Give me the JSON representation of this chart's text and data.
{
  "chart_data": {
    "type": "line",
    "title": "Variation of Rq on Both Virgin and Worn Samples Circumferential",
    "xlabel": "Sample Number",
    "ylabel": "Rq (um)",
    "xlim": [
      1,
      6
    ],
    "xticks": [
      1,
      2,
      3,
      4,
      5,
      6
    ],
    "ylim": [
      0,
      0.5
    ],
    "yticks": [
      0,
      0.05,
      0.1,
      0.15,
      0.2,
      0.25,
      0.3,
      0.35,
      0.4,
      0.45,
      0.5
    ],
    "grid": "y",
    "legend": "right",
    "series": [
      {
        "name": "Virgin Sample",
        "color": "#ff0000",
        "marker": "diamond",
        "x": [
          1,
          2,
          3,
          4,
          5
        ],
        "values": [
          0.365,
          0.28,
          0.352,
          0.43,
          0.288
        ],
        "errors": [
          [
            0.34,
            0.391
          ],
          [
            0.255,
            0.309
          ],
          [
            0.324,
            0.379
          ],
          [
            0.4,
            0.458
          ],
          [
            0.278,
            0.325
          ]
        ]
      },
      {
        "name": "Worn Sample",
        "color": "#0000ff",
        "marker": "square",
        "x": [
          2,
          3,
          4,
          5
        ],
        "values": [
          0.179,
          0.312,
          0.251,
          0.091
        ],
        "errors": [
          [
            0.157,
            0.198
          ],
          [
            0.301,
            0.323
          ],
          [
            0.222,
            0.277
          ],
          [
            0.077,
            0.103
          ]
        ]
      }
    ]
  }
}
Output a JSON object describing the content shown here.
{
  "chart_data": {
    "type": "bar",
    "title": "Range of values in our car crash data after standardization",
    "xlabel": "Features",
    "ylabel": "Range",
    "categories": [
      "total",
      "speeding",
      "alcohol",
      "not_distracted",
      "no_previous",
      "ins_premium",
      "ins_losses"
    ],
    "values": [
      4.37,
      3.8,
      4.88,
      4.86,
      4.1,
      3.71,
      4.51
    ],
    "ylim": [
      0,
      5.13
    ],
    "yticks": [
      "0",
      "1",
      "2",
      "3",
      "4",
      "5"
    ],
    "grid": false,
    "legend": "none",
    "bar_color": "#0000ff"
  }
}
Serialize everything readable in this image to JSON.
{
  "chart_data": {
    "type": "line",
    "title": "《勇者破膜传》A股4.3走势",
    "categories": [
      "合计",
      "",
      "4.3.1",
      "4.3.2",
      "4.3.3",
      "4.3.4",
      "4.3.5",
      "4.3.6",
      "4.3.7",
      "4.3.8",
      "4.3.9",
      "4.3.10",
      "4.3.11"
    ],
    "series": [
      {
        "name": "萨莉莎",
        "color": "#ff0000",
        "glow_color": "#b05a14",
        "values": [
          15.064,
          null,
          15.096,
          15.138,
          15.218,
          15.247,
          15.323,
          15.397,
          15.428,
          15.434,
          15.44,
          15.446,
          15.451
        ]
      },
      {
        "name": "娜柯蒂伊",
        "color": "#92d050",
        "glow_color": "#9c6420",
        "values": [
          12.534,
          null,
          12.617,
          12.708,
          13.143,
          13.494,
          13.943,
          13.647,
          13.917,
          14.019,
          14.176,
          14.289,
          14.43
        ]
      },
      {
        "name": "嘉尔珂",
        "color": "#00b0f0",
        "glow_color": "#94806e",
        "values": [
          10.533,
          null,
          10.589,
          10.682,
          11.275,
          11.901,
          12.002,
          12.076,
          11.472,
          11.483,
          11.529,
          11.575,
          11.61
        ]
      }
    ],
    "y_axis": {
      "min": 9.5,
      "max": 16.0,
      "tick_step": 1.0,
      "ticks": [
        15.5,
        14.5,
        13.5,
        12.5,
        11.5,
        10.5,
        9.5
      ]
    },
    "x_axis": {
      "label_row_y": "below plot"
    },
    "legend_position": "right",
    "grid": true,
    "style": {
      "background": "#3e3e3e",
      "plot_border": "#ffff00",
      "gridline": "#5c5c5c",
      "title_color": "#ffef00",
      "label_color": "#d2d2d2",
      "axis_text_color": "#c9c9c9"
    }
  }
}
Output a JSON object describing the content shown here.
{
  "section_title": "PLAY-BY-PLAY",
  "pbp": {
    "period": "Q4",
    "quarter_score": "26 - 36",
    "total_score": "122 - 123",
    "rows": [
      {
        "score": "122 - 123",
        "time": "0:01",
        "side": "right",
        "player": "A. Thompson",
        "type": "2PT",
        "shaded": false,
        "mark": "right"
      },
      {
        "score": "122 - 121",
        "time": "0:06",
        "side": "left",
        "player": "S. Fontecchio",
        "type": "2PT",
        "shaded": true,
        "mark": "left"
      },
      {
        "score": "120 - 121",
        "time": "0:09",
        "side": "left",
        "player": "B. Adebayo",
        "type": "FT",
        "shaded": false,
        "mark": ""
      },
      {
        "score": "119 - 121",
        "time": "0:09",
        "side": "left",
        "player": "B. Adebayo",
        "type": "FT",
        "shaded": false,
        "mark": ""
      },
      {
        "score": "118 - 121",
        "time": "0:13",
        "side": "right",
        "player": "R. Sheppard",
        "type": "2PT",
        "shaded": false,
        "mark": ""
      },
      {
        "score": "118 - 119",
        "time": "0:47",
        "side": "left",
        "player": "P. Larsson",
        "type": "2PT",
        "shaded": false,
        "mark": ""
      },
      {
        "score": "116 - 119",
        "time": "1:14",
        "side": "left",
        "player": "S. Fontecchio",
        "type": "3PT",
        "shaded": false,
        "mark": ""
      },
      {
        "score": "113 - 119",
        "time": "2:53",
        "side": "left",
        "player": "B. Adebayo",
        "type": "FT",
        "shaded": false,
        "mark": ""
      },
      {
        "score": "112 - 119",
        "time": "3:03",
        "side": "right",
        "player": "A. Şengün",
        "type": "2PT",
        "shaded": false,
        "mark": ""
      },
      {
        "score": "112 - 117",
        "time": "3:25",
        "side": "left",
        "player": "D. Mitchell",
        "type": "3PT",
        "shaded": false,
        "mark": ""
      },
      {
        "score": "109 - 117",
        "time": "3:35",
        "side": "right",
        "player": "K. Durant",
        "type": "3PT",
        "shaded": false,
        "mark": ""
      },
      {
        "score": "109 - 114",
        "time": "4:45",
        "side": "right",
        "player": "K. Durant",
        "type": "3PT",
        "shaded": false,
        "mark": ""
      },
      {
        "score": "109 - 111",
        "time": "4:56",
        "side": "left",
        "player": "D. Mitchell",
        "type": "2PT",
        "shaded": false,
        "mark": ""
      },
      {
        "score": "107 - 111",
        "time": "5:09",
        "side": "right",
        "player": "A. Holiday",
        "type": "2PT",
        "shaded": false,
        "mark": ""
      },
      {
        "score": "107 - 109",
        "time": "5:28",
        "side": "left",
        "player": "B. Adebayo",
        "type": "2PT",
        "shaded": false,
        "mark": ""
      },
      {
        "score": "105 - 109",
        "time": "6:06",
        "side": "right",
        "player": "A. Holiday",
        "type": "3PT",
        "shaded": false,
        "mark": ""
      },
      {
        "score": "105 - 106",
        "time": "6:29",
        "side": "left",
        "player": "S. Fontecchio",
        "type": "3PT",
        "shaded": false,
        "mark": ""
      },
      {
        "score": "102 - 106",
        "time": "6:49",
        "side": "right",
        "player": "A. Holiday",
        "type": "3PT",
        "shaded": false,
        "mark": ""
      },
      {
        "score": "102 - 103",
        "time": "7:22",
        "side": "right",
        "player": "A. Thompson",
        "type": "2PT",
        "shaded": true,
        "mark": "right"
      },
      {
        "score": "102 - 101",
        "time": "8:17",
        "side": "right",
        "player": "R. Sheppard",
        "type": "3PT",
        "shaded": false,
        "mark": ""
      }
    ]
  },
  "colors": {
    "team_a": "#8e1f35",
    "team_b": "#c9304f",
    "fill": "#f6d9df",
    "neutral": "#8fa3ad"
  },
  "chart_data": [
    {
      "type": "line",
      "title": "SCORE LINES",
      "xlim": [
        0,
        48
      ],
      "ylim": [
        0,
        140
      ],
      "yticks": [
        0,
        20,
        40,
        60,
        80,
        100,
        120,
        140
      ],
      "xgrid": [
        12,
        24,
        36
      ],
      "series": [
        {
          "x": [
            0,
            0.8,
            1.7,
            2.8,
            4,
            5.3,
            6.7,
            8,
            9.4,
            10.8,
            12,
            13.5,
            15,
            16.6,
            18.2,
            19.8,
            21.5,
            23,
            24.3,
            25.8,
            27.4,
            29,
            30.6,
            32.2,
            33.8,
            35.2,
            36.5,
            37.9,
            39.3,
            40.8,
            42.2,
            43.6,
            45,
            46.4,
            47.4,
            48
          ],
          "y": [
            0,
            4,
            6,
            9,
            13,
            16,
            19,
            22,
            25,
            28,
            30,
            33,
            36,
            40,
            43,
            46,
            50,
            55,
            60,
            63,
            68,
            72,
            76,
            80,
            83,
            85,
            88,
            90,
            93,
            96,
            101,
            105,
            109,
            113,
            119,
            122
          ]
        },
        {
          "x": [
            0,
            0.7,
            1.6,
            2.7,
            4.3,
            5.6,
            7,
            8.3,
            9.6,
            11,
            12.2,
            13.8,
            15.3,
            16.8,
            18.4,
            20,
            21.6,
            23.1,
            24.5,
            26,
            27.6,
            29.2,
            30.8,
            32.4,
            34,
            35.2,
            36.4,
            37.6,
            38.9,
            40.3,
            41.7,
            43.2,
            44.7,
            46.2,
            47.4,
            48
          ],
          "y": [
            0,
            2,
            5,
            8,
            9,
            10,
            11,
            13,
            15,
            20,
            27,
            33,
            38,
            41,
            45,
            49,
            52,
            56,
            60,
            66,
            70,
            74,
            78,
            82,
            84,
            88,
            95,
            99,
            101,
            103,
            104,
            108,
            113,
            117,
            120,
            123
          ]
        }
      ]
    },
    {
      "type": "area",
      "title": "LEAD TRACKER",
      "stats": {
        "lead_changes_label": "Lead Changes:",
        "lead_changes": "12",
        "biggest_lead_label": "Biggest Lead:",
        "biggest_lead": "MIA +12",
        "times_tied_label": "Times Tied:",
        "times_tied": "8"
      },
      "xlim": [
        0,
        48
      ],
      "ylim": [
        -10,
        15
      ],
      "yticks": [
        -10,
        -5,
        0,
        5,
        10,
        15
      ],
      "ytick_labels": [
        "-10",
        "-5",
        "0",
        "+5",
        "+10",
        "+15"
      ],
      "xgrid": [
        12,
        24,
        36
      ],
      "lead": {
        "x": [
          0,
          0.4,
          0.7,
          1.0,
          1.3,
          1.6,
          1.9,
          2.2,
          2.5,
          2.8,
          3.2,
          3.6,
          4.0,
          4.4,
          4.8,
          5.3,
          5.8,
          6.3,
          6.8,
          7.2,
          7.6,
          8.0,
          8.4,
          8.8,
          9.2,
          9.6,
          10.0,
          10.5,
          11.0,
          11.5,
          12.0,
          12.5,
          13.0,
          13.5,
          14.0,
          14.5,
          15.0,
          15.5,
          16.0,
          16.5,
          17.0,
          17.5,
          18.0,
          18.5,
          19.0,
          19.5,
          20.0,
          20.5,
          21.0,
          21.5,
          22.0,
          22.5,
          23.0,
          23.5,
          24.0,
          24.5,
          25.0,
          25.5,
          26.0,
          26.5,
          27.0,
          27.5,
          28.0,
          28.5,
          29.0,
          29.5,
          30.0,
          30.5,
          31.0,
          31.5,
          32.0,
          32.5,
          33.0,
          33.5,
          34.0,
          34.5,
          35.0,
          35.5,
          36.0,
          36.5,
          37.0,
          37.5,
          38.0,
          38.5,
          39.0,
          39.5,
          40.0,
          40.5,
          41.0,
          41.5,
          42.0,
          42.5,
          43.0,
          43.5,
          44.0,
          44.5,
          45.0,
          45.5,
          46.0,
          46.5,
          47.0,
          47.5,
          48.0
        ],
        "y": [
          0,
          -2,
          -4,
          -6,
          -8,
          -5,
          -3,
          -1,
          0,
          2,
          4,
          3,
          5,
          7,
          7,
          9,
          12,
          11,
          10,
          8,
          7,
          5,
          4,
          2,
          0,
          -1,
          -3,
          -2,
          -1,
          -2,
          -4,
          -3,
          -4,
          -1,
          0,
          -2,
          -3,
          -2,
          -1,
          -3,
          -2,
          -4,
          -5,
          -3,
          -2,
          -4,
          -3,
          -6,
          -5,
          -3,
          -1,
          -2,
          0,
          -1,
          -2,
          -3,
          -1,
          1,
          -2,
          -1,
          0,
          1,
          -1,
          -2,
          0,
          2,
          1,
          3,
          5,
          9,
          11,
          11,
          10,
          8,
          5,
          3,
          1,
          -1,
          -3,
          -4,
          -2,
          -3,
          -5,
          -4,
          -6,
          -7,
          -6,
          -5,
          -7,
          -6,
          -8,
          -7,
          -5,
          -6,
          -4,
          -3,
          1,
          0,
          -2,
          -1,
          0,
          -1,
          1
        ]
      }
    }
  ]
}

* Work to be completed:
Copy every line in the records above that contains the word "Virgin".

* Final result:
    "title": "Variation of Rq on Both Virgin and Worn Samples Circumferential",
        "name": "Virgin Sample",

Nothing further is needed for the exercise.